***** SUPPLIED MATERIAL

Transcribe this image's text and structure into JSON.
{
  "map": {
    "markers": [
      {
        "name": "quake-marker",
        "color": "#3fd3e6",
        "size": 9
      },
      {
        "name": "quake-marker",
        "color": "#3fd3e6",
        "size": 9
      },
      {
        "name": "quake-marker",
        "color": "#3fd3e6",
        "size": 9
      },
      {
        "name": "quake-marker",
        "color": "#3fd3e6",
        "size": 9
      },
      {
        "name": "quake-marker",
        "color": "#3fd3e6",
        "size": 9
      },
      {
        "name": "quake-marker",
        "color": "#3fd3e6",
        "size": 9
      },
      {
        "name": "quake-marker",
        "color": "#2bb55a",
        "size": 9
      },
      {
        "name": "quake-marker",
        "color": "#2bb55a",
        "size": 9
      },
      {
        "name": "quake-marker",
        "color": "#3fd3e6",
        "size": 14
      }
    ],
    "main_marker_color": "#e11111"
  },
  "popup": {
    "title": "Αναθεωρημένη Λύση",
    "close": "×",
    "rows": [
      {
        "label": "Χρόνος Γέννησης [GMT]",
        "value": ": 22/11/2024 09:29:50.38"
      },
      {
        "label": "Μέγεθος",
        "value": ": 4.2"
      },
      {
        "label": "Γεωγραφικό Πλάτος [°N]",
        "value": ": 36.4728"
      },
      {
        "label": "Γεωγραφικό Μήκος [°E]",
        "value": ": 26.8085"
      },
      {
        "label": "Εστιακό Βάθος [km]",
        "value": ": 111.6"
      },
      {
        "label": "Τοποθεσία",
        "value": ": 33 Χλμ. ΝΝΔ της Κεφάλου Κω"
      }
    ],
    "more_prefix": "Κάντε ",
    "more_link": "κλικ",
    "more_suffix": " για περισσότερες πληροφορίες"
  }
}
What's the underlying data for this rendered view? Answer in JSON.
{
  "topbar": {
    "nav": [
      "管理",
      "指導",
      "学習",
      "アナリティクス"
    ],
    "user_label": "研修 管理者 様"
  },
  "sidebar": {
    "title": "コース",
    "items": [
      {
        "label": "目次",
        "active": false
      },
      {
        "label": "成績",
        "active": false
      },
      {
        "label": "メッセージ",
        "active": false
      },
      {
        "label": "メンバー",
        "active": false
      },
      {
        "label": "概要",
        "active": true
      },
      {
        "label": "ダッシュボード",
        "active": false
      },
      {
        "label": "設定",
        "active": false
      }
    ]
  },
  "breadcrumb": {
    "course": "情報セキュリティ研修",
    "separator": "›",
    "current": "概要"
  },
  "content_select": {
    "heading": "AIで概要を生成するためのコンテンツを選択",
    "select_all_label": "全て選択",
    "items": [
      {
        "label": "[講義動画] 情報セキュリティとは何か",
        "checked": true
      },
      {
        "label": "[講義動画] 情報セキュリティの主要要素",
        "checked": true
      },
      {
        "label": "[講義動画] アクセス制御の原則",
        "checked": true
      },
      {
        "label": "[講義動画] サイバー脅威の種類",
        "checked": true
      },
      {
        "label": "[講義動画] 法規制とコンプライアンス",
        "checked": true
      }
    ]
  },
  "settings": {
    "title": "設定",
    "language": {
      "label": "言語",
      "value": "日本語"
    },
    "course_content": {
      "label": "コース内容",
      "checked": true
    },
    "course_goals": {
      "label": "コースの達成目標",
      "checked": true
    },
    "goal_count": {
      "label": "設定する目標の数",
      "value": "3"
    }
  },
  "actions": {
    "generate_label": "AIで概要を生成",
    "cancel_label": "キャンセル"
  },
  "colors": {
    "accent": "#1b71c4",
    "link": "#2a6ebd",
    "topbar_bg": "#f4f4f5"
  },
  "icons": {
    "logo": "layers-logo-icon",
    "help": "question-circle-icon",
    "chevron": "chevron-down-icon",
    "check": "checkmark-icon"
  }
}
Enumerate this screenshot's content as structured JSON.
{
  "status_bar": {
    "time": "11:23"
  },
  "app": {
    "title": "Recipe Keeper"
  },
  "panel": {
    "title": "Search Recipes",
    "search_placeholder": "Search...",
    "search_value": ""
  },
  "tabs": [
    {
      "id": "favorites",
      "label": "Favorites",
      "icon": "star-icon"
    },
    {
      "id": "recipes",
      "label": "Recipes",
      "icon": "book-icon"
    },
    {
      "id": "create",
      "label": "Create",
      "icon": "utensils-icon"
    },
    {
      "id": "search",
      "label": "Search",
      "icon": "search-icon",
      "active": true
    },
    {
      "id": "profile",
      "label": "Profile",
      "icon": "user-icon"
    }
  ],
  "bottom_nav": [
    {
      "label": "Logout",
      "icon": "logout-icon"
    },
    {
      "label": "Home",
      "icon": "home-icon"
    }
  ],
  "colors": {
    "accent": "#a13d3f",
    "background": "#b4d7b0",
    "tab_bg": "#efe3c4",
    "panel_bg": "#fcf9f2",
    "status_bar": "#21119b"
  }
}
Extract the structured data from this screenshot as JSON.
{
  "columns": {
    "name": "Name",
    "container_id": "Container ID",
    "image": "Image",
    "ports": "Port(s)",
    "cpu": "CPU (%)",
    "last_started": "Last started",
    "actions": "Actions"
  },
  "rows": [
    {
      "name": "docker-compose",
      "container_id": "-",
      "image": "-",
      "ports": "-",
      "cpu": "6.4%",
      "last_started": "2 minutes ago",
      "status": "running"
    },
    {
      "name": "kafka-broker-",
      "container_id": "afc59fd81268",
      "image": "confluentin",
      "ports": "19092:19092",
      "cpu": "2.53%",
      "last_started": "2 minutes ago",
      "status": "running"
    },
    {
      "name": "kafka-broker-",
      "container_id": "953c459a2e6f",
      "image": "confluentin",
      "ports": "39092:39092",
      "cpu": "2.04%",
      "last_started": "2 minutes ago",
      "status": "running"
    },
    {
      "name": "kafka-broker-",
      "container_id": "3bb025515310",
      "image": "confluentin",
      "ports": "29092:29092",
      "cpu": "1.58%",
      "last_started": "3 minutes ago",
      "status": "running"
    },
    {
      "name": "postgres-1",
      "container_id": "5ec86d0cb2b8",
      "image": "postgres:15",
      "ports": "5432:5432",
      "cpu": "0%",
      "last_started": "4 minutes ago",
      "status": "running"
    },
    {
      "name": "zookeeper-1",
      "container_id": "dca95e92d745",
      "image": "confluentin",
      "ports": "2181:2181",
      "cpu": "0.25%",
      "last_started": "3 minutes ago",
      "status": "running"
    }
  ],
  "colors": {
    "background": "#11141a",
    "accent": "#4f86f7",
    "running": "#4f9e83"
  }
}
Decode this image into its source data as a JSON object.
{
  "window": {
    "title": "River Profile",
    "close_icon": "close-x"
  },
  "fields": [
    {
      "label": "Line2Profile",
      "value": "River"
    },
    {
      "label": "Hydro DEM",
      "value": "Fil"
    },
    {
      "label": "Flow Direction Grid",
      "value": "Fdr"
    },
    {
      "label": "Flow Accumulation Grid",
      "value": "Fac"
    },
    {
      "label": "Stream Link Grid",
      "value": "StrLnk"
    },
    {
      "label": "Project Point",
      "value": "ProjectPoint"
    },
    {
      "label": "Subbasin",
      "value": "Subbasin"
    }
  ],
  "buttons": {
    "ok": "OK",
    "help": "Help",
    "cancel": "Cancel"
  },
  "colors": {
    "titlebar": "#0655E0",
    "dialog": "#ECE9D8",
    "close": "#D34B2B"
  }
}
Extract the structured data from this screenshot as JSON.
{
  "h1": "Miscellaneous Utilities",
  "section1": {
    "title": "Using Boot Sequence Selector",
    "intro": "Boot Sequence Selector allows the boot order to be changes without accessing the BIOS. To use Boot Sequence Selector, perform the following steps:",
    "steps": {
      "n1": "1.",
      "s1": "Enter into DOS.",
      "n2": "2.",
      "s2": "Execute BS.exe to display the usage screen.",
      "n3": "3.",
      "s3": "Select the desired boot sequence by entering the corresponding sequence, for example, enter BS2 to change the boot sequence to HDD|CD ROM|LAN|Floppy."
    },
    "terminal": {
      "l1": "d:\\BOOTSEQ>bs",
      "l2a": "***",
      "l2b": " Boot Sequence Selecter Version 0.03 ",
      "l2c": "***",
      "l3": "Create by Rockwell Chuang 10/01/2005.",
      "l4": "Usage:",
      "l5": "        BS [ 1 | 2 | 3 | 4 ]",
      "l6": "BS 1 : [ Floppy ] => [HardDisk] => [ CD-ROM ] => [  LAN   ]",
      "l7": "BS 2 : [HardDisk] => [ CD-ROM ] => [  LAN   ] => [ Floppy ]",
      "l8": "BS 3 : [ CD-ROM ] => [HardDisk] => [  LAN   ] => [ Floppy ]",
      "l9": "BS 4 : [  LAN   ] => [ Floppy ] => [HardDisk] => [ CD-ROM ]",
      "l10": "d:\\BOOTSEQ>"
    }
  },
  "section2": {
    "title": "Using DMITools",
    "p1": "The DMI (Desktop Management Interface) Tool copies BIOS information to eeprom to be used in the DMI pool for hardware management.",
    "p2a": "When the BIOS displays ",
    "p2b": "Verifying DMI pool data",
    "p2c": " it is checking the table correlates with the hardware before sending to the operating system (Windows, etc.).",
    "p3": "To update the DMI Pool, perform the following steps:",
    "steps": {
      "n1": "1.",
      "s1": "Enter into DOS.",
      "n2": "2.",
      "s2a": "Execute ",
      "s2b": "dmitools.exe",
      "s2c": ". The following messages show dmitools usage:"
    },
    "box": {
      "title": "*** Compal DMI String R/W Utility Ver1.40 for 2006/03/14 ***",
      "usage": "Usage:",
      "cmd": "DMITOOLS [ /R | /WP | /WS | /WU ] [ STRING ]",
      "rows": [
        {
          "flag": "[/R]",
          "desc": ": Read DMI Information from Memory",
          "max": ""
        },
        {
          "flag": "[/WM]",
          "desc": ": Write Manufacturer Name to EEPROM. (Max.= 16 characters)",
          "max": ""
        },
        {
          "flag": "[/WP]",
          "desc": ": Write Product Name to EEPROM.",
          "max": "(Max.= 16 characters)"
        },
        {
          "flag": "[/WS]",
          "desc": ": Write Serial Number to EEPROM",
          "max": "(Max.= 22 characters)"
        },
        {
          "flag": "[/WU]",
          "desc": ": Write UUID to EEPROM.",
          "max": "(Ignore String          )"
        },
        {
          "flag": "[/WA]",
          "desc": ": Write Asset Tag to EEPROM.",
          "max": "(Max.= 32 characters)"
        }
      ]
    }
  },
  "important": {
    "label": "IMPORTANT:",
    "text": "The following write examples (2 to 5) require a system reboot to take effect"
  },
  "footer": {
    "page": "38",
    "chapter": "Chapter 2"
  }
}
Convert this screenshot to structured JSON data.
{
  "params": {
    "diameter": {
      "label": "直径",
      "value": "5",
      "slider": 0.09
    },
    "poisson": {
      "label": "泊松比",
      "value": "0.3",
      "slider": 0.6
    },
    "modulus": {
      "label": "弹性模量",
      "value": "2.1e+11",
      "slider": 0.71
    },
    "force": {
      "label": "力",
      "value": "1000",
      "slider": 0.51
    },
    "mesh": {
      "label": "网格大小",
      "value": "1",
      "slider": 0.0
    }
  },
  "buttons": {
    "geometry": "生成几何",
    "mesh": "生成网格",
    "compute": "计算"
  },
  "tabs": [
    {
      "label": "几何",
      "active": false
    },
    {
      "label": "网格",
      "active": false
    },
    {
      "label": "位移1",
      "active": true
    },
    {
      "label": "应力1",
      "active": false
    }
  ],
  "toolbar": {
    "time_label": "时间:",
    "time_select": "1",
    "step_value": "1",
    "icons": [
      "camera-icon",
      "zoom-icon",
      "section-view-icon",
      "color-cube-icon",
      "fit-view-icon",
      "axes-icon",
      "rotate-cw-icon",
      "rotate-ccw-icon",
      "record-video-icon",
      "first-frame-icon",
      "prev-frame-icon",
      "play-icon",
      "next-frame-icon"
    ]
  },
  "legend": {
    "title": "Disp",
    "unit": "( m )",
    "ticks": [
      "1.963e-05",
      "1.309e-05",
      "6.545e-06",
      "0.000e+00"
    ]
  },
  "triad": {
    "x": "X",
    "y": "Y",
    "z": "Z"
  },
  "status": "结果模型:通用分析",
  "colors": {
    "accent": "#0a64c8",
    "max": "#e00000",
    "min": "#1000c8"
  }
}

**********

**CHALLENGE**
Locate all lines in the listing above with the word "close". Copy them.

**RESULT OF THIS EXERCISE**
    "close": "×",
    "close_icon": "close-x"
    "close": "#D34B2B"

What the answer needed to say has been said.